==== DATASET ENTRIES ====

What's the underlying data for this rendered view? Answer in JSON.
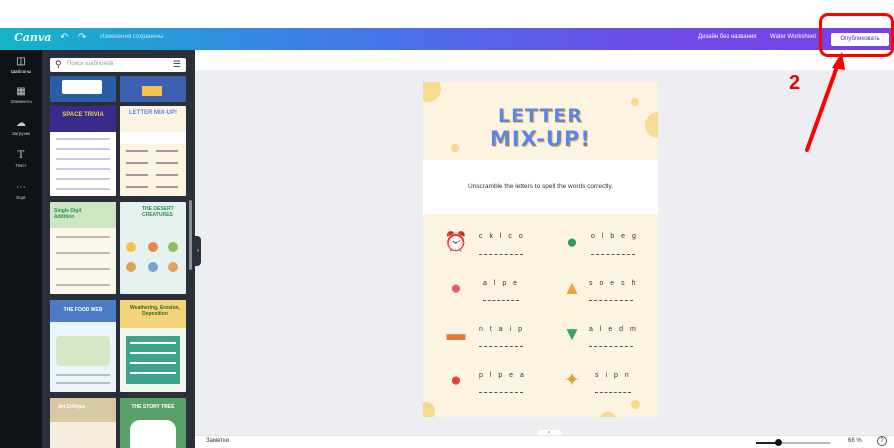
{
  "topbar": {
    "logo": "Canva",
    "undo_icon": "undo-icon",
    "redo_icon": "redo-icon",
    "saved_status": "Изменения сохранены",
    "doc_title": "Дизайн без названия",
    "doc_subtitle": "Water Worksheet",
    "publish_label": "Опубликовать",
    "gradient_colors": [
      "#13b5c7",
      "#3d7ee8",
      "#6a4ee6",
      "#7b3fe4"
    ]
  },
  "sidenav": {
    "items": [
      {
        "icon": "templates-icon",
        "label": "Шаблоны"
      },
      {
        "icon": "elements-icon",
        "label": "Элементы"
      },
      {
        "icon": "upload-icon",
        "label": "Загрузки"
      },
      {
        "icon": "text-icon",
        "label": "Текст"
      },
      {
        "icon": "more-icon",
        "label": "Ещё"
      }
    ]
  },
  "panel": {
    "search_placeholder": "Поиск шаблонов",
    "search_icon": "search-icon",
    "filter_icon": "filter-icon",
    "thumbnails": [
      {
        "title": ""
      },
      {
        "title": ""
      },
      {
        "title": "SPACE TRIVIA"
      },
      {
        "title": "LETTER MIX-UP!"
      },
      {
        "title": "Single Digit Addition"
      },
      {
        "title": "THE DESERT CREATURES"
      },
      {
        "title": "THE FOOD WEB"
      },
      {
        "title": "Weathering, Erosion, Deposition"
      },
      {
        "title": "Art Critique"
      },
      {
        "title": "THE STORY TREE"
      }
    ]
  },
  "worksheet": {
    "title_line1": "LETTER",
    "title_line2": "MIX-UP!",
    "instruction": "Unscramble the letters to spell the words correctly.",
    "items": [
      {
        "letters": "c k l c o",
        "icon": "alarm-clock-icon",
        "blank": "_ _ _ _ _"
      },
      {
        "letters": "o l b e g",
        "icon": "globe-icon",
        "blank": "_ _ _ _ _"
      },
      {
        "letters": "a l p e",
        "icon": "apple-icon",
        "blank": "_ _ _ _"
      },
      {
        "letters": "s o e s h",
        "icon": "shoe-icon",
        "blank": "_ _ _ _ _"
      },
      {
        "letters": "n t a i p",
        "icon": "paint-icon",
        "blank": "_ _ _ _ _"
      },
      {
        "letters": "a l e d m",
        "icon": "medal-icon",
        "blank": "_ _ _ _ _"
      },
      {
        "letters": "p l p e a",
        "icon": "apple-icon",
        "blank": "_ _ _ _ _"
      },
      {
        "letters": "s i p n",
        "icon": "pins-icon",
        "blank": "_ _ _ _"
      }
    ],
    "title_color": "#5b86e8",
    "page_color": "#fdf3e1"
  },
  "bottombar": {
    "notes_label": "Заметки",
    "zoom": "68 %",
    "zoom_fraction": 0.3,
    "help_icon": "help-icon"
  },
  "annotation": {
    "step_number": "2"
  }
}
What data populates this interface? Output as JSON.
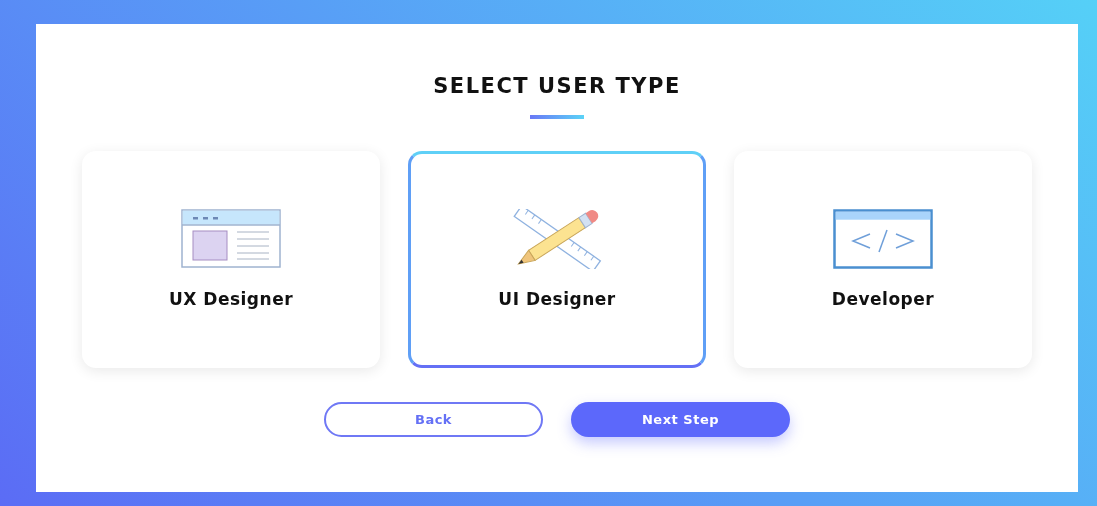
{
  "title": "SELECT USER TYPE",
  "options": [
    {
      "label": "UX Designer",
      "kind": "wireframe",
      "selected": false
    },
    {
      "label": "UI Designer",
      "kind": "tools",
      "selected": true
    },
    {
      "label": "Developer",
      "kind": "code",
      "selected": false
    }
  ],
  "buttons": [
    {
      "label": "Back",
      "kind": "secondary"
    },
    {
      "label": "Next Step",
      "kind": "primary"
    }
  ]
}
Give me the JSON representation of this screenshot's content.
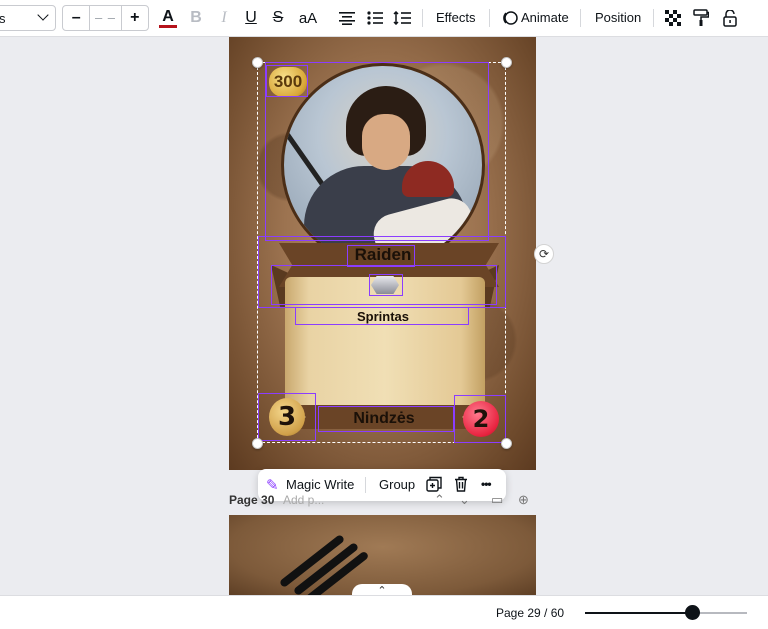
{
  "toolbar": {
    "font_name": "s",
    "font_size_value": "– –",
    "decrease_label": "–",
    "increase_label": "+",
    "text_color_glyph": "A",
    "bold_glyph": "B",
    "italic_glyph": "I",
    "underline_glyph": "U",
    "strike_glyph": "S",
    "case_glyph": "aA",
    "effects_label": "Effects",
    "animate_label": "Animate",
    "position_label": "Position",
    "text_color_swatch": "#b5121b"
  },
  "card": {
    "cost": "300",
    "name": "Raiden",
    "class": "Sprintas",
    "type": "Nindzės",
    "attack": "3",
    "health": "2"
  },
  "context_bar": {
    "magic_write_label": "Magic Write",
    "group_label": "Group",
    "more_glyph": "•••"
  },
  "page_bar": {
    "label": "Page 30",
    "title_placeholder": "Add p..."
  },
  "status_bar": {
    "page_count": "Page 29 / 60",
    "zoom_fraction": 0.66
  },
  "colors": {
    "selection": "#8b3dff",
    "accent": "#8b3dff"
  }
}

====

▸ REQUIREMENT
Omit all pictures and write out, exactly, only the lines from the line containing "Give me the" through the last line of the entries above.

▸ RESULT OF THE EXERCISE
Give me the JSON representation of this screenshot's content.
{
  "toolbar": {
    "font_name": "s",
    "font_size_value": "– –",
    "decrease_label": "–",
    "increase_label": "+",
    "text_color_glyph": "A",
    "bold_glyph": "B",
    "italic_glyph": "I",
    "underline_glyph": "U",
    "strike_glyph": "S",
    "case_glyph": "aA",
    "effects_label": "Effects",
    "animate_label": "Animate",
    "position_label": "Position",
    "text_color_swatch": "#b5121b"
  },
  "card": {
    "cost": "300",
    "name": "Raiden",
    "class": "Sprintas",
    "type": "Nindzės",
    "attack": "3",
    "health": "2"
  },
  "context_bar": {
    "magic_write_label": "Magic Write",
    "group_label": "Group",
    "more_glyph": "•••"
  },
  "page_bar": {
    "label": "Page 30",
    "title_placeholder": "Add p..."
  },
  "status_bar": {
    "page_count": "Page 29 / 60",
    "zoom_fraction": 0.66
  },
  "colors": {
    "selection": "#8b3dff",
    "accent": "#8b3dff"
  }
}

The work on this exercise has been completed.